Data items
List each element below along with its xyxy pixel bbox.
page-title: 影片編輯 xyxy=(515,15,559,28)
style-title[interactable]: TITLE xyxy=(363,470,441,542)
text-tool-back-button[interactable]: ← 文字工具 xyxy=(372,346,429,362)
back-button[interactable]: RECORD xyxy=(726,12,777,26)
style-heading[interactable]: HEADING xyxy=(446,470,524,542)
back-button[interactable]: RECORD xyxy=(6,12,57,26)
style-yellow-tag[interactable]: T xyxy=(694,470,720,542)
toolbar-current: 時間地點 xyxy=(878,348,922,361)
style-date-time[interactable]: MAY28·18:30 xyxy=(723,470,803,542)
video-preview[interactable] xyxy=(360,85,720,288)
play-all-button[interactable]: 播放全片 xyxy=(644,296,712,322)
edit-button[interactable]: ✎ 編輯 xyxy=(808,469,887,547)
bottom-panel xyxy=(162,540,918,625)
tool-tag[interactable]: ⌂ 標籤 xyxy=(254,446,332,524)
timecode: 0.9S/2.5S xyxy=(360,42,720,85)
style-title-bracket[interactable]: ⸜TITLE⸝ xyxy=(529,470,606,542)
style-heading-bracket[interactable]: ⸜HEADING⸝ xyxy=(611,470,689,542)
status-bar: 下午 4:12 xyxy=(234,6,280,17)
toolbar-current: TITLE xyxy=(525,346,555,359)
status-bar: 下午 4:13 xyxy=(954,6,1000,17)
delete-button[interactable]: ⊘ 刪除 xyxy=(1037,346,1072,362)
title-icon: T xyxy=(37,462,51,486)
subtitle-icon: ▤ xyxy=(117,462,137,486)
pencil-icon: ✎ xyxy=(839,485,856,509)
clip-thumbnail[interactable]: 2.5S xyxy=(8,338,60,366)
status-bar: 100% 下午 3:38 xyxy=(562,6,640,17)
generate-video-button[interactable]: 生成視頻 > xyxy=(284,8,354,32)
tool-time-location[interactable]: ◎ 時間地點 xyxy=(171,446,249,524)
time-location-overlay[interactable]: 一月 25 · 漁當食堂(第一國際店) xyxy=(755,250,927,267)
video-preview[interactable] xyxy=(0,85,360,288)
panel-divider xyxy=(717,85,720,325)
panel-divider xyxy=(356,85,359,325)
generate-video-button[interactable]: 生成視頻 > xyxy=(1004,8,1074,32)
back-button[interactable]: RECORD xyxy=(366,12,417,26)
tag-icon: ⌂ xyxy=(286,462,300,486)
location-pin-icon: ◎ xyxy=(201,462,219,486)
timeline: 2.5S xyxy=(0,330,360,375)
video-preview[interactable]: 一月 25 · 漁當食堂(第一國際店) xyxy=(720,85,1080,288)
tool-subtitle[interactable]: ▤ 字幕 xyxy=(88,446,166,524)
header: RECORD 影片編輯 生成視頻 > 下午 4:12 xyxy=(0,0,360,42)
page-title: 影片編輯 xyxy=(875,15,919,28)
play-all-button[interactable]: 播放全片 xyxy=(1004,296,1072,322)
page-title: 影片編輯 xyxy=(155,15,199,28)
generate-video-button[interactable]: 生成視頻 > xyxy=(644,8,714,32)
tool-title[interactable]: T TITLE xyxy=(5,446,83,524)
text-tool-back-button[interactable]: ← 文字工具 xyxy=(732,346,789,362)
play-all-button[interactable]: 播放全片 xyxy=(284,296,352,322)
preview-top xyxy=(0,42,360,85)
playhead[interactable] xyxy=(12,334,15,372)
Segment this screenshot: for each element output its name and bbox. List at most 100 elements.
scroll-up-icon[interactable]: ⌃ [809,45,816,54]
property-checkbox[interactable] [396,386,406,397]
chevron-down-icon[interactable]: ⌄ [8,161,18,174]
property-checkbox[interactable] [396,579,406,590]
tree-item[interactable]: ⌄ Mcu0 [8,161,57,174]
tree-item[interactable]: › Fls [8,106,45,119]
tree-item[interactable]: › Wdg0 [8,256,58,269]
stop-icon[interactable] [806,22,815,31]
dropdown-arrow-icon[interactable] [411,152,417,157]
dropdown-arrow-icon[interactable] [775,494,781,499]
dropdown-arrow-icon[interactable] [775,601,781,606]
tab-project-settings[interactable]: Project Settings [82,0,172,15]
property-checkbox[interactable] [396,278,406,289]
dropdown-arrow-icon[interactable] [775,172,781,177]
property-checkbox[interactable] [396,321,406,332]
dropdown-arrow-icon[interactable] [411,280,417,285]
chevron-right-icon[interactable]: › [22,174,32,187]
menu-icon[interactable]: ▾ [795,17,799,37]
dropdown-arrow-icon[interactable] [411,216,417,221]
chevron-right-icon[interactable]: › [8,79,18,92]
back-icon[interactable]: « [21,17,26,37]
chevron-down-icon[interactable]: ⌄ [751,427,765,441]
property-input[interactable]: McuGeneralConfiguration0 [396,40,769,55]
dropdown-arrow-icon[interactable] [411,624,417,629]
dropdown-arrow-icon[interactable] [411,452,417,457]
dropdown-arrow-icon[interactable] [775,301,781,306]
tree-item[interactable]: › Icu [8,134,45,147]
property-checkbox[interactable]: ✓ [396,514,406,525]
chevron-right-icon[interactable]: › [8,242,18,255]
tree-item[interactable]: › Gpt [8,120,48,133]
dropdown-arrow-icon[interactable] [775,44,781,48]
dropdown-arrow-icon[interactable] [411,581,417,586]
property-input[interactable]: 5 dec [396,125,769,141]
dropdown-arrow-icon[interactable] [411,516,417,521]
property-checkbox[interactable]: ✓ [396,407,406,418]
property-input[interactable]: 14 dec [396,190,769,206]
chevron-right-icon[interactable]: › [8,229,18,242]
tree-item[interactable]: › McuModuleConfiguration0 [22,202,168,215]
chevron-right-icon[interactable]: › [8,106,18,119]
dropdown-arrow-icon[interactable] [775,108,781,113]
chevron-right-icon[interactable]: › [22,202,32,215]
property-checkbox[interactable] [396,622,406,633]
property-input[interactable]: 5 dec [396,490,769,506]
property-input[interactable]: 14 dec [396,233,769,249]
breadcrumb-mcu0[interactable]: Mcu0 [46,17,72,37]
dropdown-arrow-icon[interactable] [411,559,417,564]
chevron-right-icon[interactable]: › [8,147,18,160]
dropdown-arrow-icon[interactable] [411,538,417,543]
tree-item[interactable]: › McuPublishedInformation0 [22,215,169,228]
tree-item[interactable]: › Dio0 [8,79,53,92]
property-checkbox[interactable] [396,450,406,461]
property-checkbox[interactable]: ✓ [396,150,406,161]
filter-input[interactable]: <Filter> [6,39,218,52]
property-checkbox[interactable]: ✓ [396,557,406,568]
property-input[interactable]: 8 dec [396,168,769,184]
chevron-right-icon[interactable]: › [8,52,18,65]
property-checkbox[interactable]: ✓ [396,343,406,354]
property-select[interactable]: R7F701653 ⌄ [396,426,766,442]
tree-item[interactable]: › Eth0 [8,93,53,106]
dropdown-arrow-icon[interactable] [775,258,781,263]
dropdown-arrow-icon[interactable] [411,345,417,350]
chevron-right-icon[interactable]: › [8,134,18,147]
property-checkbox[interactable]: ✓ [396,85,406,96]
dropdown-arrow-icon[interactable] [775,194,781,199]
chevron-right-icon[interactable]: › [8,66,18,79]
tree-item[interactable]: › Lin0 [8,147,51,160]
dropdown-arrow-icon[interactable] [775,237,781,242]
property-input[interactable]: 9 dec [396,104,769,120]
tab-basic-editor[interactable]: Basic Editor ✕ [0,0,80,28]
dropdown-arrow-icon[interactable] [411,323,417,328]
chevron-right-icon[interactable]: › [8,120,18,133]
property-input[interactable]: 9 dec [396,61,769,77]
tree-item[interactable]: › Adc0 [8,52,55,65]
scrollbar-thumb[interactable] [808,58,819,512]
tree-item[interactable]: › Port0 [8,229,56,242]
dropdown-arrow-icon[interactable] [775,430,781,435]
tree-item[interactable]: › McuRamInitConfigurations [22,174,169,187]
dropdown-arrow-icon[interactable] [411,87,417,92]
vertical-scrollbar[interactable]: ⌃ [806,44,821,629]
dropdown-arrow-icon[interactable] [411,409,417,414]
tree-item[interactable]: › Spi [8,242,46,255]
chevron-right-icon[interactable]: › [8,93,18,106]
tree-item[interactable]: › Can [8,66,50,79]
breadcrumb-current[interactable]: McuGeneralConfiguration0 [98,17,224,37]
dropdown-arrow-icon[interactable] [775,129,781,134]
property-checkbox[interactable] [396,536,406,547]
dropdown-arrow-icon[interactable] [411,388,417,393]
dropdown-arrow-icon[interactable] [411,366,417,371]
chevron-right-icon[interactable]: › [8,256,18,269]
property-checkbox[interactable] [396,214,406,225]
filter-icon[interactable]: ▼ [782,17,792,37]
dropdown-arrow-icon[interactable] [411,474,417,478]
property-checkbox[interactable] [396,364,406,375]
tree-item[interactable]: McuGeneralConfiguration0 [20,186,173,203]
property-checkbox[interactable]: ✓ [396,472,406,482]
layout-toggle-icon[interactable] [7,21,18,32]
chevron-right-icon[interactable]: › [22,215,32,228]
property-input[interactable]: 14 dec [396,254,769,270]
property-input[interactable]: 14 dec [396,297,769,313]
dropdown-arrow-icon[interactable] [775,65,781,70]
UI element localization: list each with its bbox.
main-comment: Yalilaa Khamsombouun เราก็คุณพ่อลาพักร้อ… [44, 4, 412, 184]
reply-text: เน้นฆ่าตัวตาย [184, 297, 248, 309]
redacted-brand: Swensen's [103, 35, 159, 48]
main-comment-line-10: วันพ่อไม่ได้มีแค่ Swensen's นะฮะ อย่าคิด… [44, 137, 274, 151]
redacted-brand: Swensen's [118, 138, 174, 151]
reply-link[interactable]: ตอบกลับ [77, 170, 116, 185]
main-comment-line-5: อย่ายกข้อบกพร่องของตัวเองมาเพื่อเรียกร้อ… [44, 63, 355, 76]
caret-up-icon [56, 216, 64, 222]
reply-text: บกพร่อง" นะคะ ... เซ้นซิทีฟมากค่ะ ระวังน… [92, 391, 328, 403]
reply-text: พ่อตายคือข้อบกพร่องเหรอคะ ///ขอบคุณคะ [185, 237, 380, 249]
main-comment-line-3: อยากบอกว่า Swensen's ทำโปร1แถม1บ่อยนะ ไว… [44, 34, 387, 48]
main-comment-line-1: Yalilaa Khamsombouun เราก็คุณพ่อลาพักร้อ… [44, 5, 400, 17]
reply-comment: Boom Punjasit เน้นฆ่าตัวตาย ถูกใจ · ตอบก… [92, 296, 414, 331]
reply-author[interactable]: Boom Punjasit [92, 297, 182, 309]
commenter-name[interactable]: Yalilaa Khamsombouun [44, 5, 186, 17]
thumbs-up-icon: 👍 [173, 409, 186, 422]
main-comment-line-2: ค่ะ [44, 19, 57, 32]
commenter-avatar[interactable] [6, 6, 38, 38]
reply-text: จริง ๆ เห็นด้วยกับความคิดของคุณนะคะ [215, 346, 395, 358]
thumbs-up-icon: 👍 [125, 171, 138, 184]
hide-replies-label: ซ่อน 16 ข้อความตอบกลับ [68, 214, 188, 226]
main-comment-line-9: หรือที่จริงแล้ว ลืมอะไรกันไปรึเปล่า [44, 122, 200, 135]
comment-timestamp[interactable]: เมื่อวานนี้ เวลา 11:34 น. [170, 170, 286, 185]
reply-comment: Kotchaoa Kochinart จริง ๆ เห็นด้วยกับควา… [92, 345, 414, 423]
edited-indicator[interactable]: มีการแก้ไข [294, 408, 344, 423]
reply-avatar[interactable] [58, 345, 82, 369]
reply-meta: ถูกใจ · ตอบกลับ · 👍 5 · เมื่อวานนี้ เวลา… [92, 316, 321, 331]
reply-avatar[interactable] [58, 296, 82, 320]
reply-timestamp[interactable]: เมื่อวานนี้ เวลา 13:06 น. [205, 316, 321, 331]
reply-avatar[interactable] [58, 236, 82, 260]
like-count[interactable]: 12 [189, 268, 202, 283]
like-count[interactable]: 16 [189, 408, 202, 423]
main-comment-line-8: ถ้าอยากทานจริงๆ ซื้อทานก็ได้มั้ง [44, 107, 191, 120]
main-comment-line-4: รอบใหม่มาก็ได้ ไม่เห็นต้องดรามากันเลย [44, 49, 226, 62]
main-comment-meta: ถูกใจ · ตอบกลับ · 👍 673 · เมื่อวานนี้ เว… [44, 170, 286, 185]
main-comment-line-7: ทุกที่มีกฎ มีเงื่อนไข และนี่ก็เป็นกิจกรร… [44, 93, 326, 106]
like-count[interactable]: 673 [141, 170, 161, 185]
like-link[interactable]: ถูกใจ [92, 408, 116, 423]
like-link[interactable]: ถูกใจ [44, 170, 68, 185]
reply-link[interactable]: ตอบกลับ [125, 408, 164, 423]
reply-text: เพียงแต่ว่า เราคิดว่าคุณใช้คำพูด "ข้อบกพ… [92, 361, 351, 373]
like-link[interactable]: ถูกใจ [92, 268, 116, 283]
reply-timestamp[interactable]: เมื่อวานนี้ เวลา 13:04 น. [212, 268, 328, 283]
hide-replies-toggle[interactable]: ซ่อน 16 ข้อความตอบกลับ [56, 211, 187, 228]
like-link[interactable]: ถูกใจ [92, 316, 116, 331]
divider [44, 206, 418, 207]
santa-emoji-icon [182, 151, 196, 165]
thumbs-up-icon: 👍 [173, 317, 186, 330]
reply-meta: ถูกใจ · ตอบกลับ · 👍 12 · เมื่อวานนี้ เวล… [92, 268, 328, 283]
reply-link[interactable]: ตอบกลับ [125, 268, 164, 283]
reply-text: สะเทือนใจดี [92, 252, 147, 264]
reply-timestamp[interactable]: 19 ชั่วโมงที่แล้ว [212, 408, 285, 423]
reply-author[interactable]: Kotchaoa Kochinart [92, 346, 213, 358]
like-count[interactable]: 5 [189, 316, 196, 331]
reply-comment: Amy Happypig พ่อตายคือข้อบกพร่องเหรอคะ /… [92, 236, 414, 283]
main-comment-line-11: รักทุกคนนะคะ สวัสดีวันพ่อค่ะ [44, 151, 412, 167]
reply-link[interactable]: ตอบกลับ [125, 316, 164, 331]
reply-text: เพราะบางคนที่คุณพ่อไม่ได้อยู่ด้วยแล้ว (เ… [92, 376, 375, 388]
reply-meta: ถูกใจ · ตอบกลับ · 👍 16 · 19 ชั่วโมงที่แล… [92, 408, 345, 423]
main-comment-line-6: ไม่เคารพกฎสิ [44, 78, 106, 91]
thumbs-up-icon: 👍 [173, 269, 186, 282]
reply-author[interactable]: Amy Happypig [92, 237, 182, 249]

Job:
Extract everything in the data items from the start down to the line containing "play-all-button[interactable]: 播放全片 xyxy=(644,296,712,322)", both ends included, and repeat those lines exactly.

Exercise output:
List each element below along with its xyxy pixel bbox.
page-title: 影片編輯 xyxy=(515,15,559,28)
style-title[interactable]: TITLE xyxy=(363,470,441,542)
text-tool-back-button[interactable]: ← 文字工具 xyxy=(372,346,429,362)
back-button[interactable]: RECORD xyxy=(726,12,777,26)
style-heading[interactable]: HEADING xyxy=(446,470,524,542)
back-button[interactable]: RECORD xyxy=(6,12,57,26)
style-yellow-tag[interactable]: T xyxy=(694,470,720,542)
toolbar-current: 時間地點 xyxy=(878,348,922,361)
style-date-time[interactable]: MAY28·18:30 xyxy=(723,470,803,542)
video-preview[interactable] xyxy=(360,85,720,288)
play-all-button[interactable]: 播放全片 xyxy=(644,296,712,322)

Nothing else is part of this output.